(YOUR INSTRUCTIONS)
In the entries below, identify every line with the string "Database" and copy it.

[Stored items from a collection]

_ _ _ _ _

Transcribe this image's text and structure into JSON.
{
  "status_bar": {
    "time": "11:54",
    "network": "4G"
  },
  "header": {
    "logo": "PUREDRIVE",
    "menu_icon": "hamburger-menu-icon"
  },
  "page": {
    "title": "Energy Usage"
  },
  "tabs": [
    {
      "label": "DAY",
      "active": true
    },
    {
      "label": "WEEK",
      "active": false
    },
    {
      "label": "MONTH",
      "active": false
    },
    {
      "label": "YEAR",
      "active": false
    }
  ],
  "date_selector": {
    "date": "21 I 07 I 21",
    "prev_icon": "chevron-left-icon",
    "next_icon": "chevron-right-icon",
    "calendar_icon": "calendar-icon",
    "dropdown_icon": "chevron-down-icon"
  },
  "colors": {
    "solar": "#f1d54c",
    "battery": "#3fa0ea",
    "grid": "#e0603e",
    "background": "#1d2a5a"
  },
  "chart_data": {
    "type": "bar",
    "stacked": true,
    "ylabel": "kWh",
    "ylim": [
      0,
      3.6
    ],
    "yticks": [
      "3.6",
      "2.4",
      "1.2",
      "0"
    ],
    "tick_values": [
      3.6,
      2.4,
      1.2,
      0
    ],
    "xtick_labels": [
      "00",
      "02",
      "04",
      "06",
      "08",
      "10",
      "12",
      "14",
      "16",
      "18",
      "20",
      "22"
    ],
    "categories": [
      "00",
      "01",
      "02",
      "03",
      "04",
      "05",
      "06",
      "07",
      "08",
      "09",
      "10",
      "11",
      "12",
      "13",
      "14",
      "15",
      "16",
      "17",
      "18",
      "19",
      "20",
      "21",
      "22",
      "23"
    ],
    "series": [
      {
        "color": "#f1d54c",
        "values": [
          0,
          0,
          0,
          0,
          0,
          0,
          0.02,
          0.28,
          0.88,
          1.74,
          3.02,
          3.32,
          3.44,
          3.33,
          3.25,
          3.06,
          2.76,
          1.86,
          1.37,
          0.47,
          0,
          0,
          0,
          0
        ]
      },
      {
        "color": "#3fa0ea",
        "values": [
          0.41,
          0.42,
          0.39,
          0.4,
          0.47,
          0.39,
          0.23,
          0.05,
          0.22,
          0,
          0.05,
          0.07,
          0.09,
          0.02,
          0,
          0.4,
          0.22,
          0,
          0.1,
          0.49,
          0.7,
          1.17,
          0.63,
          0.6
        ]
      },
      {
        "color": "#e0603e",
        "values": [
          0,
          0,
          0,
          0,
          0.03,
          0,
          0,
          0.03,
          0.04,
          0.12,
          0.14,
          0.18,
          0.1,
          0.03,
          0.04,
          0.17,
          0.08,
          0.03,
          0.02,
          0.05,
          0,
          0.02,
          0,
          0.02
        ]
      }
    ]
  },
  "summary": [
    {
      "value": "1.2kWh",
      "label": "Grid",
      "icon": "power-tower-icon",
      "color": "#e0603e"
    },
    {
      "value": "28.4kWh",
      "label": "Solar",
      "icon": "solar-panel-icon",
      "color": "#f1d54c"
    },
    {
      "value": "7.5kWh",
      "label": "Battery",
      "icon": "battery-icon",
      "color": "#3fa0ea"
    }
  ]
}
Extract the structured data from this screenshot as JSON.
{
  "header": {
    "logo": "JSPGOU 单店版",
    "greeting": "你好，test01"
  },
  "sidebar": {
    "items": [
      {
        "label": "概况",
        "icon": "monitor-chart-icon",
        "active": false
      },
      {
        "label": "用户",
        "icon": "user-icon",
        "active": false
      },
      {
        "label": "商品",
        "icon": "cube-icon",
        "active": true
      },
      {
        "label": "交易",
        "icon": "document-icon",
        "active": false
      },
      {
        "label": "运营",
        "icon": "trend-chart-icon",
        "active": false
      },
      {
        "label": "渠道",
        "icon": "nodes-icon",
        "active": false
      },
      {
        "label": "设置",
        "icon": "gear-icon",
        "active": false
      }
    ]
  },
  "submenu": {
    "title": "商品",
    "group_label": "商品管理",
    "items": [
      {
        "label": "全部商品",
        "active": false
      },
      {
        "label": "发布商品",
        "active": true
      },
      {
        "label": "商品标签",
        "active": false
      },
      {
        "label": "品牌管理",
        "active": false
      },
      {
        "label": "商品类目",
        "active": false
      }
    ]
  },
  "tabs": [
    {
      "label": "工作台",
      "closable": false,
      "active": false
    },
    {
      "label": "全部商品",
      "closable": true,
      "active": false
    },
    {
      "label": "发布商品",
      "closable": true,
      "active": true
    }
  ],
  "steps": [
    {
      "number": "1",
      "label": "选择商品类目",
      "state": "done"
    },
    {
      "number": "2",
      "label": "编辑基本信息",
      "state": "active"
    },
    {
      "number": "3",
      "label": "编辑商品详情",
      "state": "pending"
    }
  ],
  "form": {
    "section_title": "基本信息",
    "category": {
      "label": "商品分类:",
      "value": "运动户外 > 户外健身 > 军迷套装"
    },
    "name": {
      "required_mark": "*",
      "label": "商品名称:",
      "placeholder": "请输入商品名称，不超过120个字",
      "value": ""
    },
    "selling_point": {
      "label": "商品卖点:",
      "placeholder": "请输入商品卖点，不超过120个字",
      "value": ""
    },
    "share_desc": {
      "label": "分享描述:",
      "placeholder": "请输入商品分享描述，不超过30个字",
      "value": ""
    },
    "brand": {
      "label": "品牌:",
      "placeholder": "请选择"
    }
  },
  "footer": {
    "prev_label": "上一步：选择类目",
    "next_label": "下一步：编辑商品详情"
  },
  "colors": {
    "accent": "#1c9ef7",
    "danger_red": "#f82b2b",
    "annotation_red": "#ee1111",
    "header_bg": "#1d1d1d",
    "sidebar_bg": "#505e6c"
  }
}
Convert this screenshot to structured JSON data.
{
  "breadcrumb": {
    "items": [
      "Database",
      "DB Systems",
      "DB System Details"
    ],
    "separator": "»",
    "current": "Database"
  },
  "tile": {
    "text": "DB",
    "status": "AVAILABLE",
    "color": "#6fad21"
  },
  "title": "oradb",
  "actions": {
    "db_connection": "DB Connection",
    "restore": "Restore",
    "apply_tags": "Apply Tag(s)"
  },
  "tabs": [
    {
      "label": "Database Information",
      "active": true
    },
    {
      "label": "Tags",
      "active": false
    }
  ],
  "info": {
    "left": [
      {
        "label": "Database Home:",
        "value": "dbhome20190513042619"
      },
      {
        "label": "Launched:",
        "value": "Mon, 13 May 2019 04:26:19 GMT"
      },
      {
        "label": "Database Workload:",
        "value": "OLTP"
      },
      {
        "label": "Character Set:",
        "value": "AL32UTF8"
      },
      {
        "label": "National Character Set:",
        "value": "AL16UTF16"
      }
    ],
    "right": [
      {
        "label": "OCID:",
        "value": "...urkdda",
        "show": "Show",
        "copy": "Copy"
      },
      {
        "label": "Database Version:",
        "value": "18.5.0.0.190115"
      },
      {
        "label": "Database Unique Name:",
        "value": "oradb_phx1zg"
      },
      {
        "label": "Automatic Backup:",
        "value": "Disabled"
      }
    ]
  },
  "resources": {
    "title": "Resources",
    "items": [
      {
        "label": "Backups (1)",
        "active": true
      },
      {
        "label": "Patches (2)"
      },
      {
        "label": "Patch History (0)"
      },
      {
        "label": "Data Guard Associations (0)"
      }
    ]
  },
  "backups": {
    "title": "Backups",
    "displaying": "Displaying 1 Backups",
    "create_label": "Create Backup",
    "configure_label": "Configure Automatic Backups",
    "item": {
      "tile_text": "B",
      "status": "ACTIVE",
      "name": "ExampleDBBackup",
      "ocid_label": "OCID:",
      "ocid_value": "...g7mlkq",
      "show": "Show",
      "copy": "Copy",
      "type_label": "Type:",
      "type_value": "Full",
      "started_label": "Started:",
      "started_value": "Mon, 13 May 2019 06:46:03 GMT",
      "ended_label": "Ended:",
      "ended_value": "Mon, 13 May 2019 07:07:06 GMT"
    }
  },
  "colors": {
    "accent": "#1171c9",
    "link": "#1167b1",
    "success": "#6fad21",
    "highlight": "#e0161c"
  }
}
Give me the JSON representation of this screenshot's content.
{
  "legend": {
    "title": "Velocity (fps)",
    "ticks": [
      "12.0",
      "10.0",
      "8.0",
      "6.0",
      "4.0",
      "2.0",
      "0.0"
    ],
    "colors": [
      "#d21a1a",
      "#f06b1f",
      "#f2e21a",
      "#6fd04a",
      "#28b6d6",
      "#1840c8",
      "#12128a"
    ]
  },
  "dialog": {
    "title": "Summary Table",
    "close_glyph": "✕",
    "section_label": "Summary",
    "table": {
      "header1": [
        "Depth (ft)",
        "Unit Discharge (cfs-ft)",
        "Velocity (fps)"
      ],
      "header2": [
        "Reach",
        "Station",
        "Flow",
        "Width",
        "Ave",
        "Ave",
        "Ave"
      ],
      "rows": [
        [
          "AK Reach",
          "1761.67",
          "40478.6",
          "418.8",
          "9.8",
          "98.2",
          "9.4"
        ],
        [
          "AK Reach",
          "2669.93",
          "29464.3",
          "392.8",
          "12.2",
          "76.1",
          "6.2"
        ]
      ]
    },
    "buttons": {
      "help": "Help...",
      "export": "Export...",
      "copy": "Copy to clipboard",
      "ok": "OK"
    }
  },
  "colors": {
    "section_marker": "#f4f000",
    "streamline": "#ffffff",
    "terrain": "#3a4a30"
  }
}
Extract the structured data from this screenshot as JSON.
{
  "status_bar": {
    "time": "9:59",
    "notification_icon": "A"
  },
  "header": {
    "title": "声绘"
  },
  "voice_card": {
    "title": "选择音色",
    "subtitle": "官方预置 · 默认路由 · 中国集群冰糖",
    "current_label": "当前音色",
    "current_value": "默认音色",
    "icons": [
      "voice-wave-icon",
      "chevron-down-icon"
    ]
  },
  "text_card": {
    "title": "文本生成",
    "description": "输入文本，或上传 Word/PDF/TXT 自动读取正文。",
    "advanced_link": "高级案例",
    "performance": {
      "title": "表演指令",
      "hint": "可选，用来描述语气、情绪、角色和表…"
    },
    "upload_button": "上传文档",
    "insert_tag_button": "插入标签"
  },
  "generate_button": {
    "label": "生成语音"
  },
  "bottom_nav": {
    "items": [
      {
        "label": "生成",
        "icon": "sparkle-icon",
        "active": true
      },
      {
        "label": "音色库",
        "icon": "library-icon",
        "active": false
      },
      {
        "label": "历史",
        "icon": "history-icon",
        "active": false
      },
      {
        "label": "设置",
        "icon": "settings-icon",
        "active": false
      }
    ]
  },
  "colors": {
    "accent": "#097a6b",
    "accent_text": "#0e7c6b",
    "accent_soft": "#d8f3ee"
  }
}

_ _ _ _ _

(FINAL RESULT)
      "Database",
    "current": "Database"
      "label": "Database Information",
        "label": "Database Home:",
        "label": "Database Workload:",
        "label": "Database Version:",
        "label": "Database Unique Name:",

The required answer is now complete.